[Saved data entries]
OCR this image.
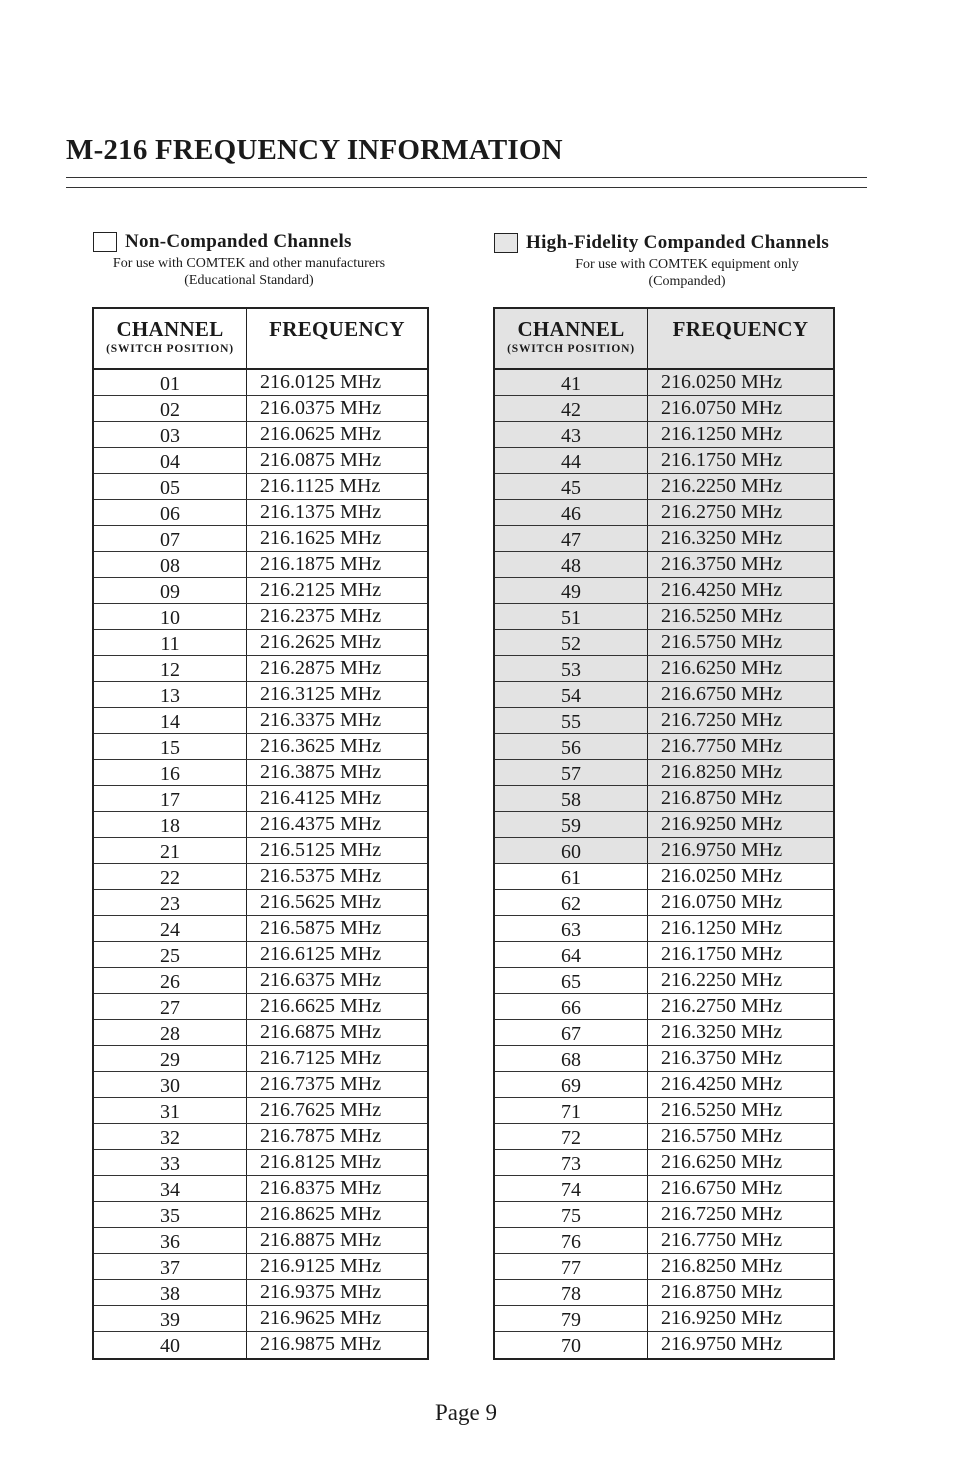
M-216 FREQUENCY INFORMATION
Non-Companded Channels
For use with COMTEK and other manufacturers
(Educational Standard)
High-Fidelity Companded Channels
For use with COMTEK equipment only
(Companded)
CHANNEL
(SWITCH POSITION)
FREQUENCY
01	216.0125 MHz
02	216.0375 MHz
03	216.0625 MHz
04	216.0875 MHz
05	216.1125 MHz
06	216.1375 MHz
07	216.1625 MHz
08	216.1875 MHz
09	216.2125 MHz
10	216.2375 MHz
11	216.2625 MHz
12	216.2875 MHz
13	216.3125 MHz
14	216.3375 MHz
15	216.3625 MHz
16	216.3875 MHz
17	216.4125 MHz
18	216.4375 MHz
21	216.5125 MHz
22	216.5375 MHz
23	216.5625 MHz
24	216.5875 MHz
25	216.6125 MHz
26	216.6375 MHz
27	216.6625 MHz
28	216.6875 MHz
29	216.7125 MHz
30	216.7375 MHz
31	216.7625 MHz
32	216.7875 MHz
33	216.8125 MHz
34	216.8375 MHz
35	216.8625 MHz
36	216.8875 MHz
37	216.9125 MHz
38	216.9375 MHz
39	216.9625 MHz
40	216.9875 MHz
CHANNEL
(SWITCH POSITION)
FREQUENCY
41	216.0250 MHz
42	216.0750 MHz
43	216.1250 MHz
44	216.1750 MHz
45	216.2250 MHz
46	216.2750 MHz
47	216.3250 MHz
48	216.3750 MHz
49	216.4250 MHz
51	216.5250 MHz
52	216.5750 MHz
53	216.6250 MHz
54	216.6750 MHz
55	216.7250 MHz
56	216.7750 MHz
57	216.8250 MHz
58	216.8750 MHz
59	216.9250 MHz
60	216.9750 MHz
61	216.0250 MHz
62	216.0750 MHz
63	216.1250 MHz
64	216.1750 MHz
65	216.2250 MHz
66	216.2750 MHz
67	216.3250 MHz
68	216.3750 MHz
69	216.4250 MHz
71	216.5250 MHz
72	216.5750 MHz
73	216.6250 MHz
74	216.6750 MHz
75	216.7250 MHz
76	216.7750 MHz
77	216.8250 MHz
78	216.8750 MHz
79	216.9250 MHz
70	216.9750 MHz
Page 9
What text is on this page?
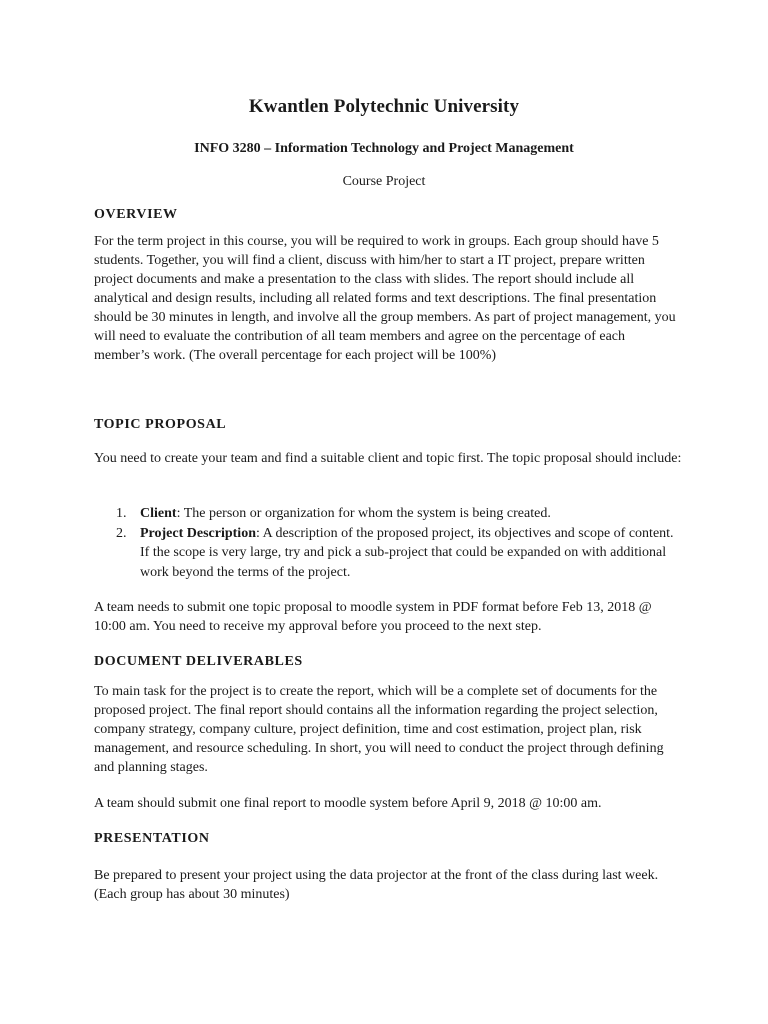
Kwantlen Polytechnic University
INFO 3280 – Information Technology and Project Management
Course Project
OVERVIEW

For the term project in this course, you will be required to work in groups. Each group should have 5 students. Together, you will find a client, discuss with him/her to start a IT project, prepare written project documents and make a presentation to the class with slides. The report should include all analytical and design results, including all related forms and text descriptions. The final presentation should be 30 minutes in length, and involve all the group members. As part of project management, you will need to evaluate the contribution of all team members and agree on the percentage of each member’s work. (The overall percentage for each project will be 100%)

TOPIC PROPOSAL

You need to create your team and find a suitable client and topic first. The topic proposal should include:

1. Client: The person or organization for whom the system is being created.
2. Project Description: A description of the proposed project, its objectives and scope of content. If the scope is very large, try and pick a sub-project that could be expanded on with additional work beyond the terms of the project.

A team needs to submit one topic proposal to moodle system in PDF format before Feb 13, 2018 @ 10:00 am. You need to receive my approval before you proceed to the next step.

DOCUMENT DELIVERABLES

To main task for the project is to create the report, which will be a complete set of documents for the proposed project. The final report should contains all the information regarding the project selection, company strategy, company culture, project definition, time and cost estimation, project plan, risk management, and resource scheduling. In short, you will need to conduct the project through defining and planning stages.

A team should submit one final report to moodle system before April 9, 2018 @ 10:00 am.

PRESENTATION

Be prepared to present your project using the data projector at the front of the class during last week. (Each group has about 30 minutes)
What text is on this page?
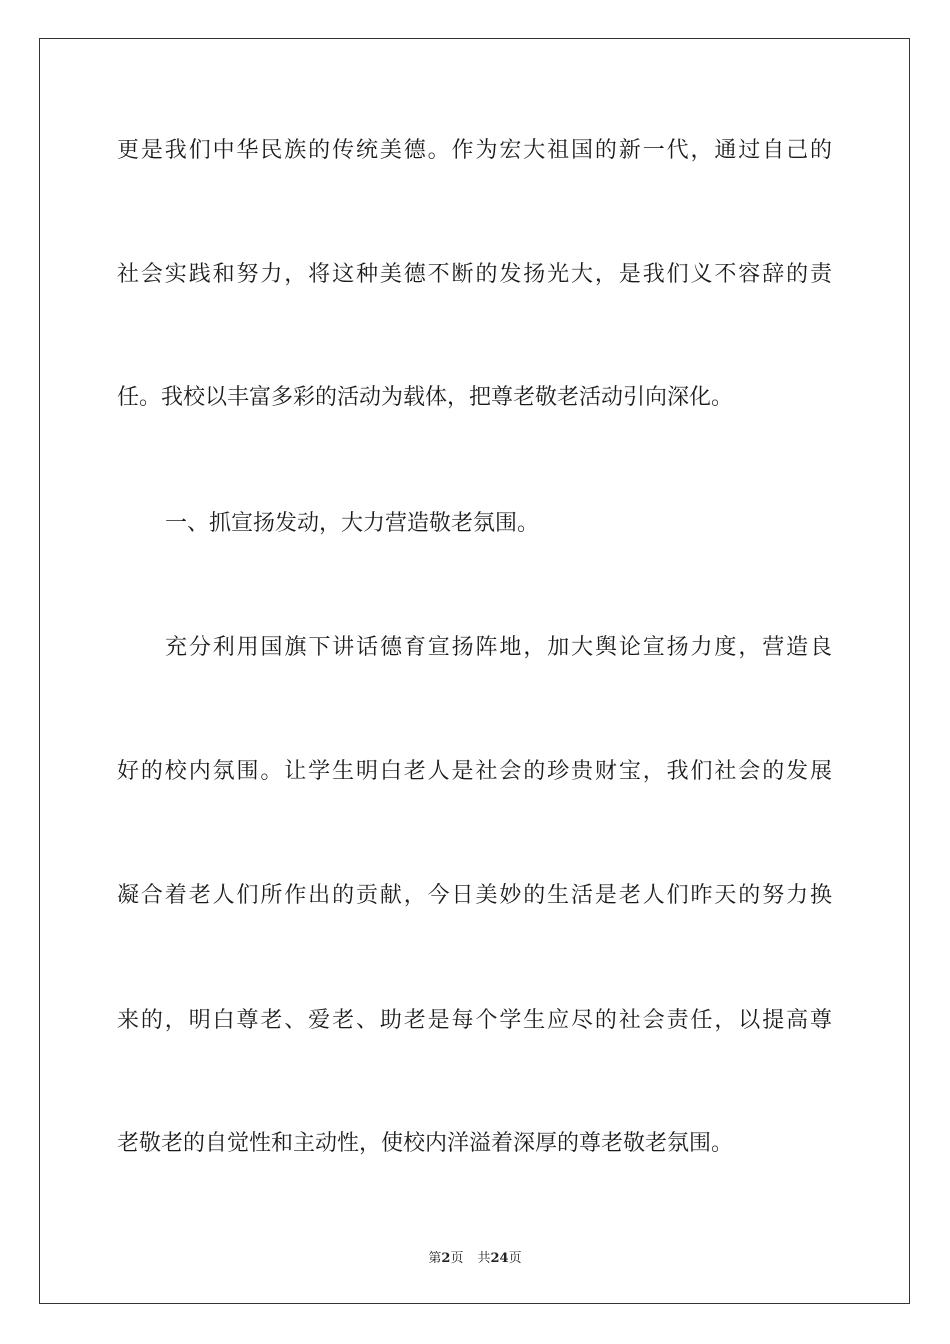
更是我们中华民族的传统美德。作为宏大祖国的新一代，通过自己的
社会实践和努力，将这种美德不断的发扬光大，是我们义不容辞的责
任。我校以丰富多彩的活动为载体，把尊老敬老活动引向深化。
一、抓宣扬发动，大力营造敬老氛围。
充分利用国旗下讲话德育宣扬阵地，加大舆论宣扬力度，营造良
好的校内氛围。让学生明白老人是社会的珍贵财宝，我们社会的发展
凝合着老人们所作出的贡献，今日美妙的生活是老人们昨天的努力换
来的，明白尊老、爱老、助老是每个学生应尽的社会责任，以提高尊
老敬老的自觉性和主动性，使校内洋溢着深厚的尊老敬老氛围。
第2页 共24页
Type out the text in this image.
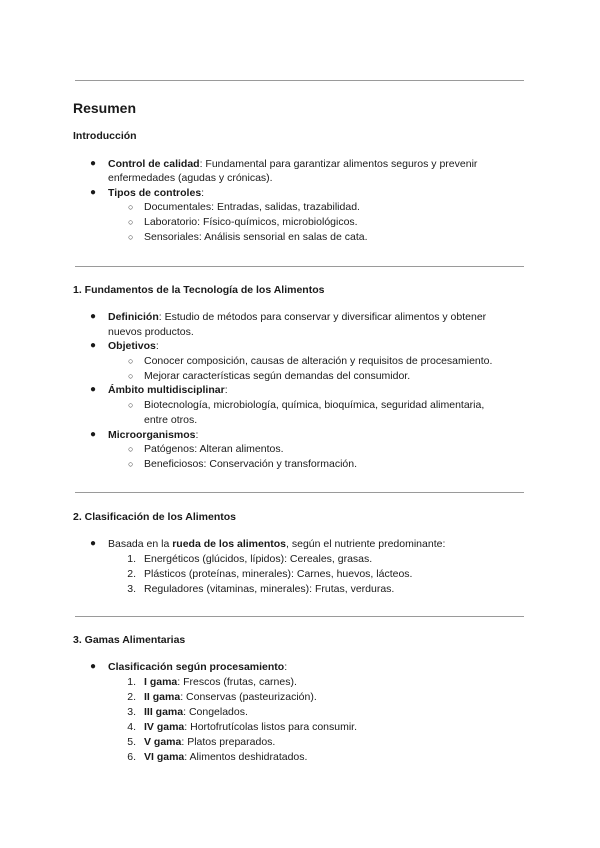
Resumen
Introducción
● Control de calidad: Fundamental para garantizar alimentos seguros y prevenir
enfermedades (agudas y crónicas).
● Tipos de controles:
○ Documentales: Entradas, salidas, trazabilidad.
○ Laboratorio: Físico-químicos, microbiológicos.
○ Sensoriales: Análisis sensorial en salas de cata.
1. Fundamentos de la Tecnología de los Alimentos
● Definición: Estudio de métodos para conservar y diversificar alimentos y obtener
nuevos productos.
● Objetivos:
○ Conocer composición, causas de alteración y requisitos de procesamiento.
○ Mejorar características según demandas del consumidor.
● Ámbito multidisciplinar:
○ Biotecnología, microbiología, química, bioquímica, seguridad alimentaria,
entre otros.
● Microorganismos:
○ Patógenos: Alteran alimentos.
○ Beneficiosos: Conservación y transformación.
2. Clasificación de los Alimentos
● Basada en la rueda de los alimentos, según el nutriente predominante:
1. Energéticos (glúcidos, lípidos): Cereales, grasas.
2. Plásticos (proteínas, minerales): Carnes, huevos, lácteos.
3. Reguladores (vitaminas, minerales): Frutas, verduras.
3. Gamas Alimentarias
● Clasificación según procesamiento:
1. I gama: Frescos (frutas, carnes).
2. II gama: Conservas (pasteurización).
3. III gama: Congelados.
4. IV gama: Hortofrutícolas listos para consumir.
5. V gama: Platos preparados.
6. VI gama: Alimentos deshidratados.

Exercise instructions
Retype all the records shown above, character for character. Omit every picture.

Output of the exercise
OCR this image.
M-216 FREQUENCY INFORMATION
Non-Companded Channels
For use with COMTEK and other manufacturers
(Educational Standard)
High-Fidelity Companded Channels
For use with COMTEK equipment only
(Companded)
CHANNEL
(SWITCH POSITION)
FREQUENCY
01	216.0125 MHz
02	216.0375 MHz
03	216.0625 MHz
04	216.0875 MHz
05	216.1125 MHz
06	216.1375 MHz
07	216.1625 MHz
08	216.1875 MHz
09	216.2125 MHz
10	216.2375 MHz
11	216.2625 MHz
12	216.2875 MHz
13	216.3125 MHz
14	216.3375 MHz
15	216.3625 MHz
16	216.3875 MHz
17	216.4125 MHz
18	216.4375 MHz
21	216.5125 MHz
22	216.5375 MHz
23	216.5625 MHz
24	216.5875 MHz
25	216.6125 MHz
26	216.6375 MHz
27	216.6625 MHz
28	216.6875 MHz
29	216.7125 MHz
30	216.7375 MHz
31	216.7625 MHz
32	216.7875 MHz
33	216.8125 MHz
34	216.8375 MHz
35	216.8625 MHz
36	216.8875 MHz
37	216.9125 MHz
38	216.9375 MHz
39	216.9625 MHz
40	216.9875 MHz
CHANNEL
(SWITCH POSITION)
FREQUENCY
41	216.0250 MHz
42	216.0750 MHz
43	216.1250 MHz
44	216.1750 MHz
45	216.2250 MHz
46	216.2750 MHz
47	216.3250 MHz
48	216.3750 MHz
49	216.4250 MHz
51	216.5250 MHz
52	216.5750 MHz
53	216.6250 MHz
54	216.6750 MHz
55	216.7250 MHz
56	216.7750 MHz
57	216.8250 MHz
58	216.8750 MHz
59	216.9250 MHz
60	216.9750 MHz
61	216.0250 MHz
62	216.0750 MHz
63	216.1250 MHz
64	216.1750 MHz
65	216.2250 MHz
66	216.2750 MHz
67	216.3250 MHz
68	216.3750 MHz
69	216.4250 MHz
71	216.5250 MHz
72	216.5750 MHz
73	216.6250 MHz
74	216.6750 MHz
75	216.7250 MHz
76	216.7750 MHz
77	216.8250 MHz
78	216.8750 MHz
79	216.9250 MHz
70	216.9750 MHz
Page 9
What text is on this page?
Kwantlen Polytechnic University
INFO 3280 – Information Technology and Project Management
Course Project
OVERVIEW

For the term project in this course, you will be required to work in groups. Each group should have 5 students. Together, you will find a client, discuss with him/her to start a IT project, prepare written project documents and make a presentation to the class with slides. The report should include all analytical and design results, including all related forms and text descriptions. The final presentation should be 30 minutes in length, and involve all the group members. As part of project management, you will need to evaluate the contribution of all team members and agree on the percentage of each member’s work. (The overall percentage for each project will be 100%)

TOPIC PROPOSAL

You need to create your team and find a suitable client and topic first. The topic proposal should include:

1. Client: The person or organization for whom the system is being created.
2. Project Description: A description of the proposed project, its objectives and scope of content. If the scope is very large, try and pick a sub-project that could be expanded on with additional work beyond the terms of the project.

A team needs to submit one topic proposal to moodle system in PDF format before Feb 13, 2018 @ 10:00 am. You need to receive my approval before you proceed to the next step.

DOCUMENT DELIVERABLES

To main task for the project is to create the report, which will be a complete set of documents for the proposed project. The final report should contains all the information regarding the project selection, company strategy, company culture, project definition, time and cost estimation, project plan, risk management, and resource scheduling. In short, you will need to conduct the project through defining and planning stages.

A team should submit one final report to moodle system before April 9, 2018 @ 10:00 am.

PRESENTATION

Be prepared to present your project using the data projector at the front of the class during last week. (Each group has about 30 minutes)
What text is on this page?
更是我们中华民族的传统美德。作为宏大祖国的新一代，通过自己的
社会实践和努力，将这种美德不断的发扬光大，是我们义不容辞的责
任。我校以丰富多彩的活动为载体，把尊老敬老活动引向深化。
一、抓宣扬发动，大力营造敬老氛围。
充分利用国旗下讲话德育宣扬阵地，加大舆论宣扬力度，营造良
好的校内氛围。让学生明白老人是社会的珍贵财宝，我们社会的发展
凝合着老人们所作出的贡献，今日美妙的生活是老人们昨天的努力换
来的，明白尊老、爱老、助老是每个学生应尽的社会责任，以提高尊
老敬老的自觉性和主动性，使校内洋溢着深厚的尊老敬老氛围。
第2页 共24页
Type out the text in this image.
Resumen
Introducción
● Control de calidad: Fundamental para garantizar alimentos seguros y prevenir
enfermedades (agudas y crónicas).
● Tipos de controles:
○ Documentales: Entradas, salidas, trazabilidad.
○ Laboratorio: Físico-químicos, microbiológicos.
○ Sensoriales: Análisis sensorial en salas de cata.
1. Fundamentos de la Tecnología de los Alimentos
● Definición: Estudio de métodos para conservar y diversificar alimentos y obtener
nuevos productos.
● Objetivos:
○ Conocer composición, causas de alteración y requisitos de procesamiento.
○ Mejorar características según demandas del consumidor.
● Ámbito multidisciplinar:
○ Biotecnología, microbiología, química, bioquímica, seguridad alimentaria,
entre otros.
● Microorganismos:
○ Patógenos: Alteran alimentos.
○ Beneficiosos: Conservación y transformación.
2. Clasificación de los Alimentos
● Basada en la rueda de los alimentos, según el nutriente predominante:
1. Energéticos (glúcidos, lípidos): Cereales, grasas.
2. Plásticos (proteínas, minerales): Carnes, huevos, lácteos.
3. Reguladores (vitaminas, minerales): Frutas, verduras.
3. Gamas Alimentarias
● Clasificación según procesamiento:
1. I gama: Frescos (frutas, carnes).
2. II gama: Conservas (pasteurización).
3. III gama: Congelados.
4. IV gama: Hortofrutícolas listos para consumir.
5. V gama: Platos preparados.
6. VI gama: Alimentos deshidratados.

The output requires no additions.